Part II: Retrieving Data Chapter 6: Subqueries and Derived Tables

Chapter 6: Subqueries and Derived Tables

Complex business questions often require breaking problems into smaller, composable parts. SQL subqueries and derived tables—sometimes called inline views—offer a clean way to nest queries, test membership, and encapsulate logic. In this chapter, you’ll learn how to:

Write scalar and correlated subqueries
Use EXISTS and NOT EXISTS for efficient membership tests
Create derived tables for readability and modularity
Nest queries to filter data based on other query results

By the end, you’ll tackle multi-step analyses with maintainable, self-documenting SQL.

1. Understanding Subqueries

A subquery is a query enclosed in parentheses that returns data to the outer (parent) query. There are two main flavors:

Scalar subqueries return a single value.

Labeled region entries
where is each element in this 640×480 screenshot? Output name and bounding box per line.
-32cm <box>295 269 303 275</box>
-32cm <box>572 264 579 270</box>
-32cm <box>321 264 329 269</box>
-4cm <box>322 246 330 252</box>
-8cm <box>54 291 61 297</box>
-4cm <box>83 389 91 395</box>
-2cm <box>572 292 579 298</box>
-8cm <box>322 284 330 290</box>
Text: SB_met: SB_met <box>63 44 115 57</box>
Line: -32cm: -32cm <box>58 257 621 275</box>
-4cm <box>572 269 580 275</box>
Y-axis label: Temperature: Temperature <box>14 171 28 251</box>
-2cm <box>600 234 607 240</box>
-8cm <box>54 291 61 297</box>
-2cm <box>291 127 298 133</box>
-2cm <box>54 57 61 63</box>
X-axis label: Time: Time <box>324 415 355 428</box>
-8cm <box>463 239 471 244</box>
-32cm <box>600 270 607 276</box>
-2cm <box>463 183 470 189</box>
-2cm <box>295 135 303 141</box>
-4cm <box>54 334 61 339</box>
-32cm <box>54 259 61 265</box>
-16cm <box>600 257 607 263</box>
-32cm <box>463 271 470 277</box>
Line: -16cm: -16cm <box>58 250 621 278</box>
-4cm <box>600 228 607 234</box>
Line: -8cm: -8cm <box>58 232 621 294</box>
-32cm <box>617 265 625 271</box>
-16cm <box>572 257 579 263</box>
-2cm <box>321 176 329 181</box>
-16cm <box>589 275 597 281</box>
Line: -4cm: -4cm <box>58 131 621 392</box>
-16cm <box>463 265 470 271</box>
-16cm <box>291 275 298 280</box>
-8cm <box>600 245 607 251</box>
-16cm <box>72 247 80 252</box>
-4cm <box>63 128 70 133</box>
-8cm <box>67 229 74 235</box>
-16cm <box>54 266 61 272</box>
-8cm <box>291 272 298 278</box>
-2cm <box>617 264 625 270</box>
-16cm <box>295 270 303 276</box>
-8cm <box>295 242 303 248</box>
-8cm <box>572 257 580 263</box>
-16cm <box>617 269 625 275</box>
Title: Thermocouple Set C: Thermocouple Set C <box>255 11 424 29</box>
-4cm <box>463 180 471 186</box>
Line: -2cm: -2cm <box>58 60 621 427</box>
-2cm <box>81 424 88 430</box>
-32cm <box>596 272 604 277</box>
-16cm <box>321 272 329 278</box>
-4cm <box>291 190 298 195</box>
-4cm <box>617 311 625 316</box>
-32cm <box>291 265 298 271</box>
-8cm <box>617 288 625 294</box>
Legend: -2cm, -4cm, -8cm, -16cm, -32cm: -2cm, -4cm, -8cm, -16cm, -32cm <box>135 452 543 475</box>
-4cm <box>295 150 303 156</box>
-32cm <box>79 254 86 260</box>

- _Requirements_
#1 Reproduce everything in the subqueries chapter excerpt from "Part II: Retrieving" down to "maintainable, self-documenting SQL.".
#2 Summarize the subqueries chapter excerpt in two sentences.
#3 According to the subqueries chapter excerpt, what is another name for derived tables?

- _Task solutions_
#1
Part II: Retrieving Data Chapter 6: Subqueries and Derived Tables

Chapter 6: Subqueries and Derived Tables

Complex business questions often require breaking problems into smaller, composable parts. SQL subqueries and derived tables—sometimes called inline views—offer a clean way to nest queries, test membership, and encapsulate logic. In this chapter, you’ll learn how to:

Write scalar and correlated subqueries
Use EXISTS and NOT EXISTS for efficient membership tests
Create derived tables for readability and modularity
Nest queries to filter data based on other query results

By the end, you’ll tackle multi-step analyses with maintainable, self-documenting SQL.

#2 The chapter presents SQL subqueries and derived tables, also called inline views, as a clean way to break complex business questions into smaller parts by nesting queries, testing membership, and encapsulating logic. It covers scalar and correlated subqueries, EXISTS and NOT EXISTS membership tests, derived tables, and filtering data with nested queries, and it defines a subquery as a query in parentheses that returns data to the outer query.

#3 Inline views.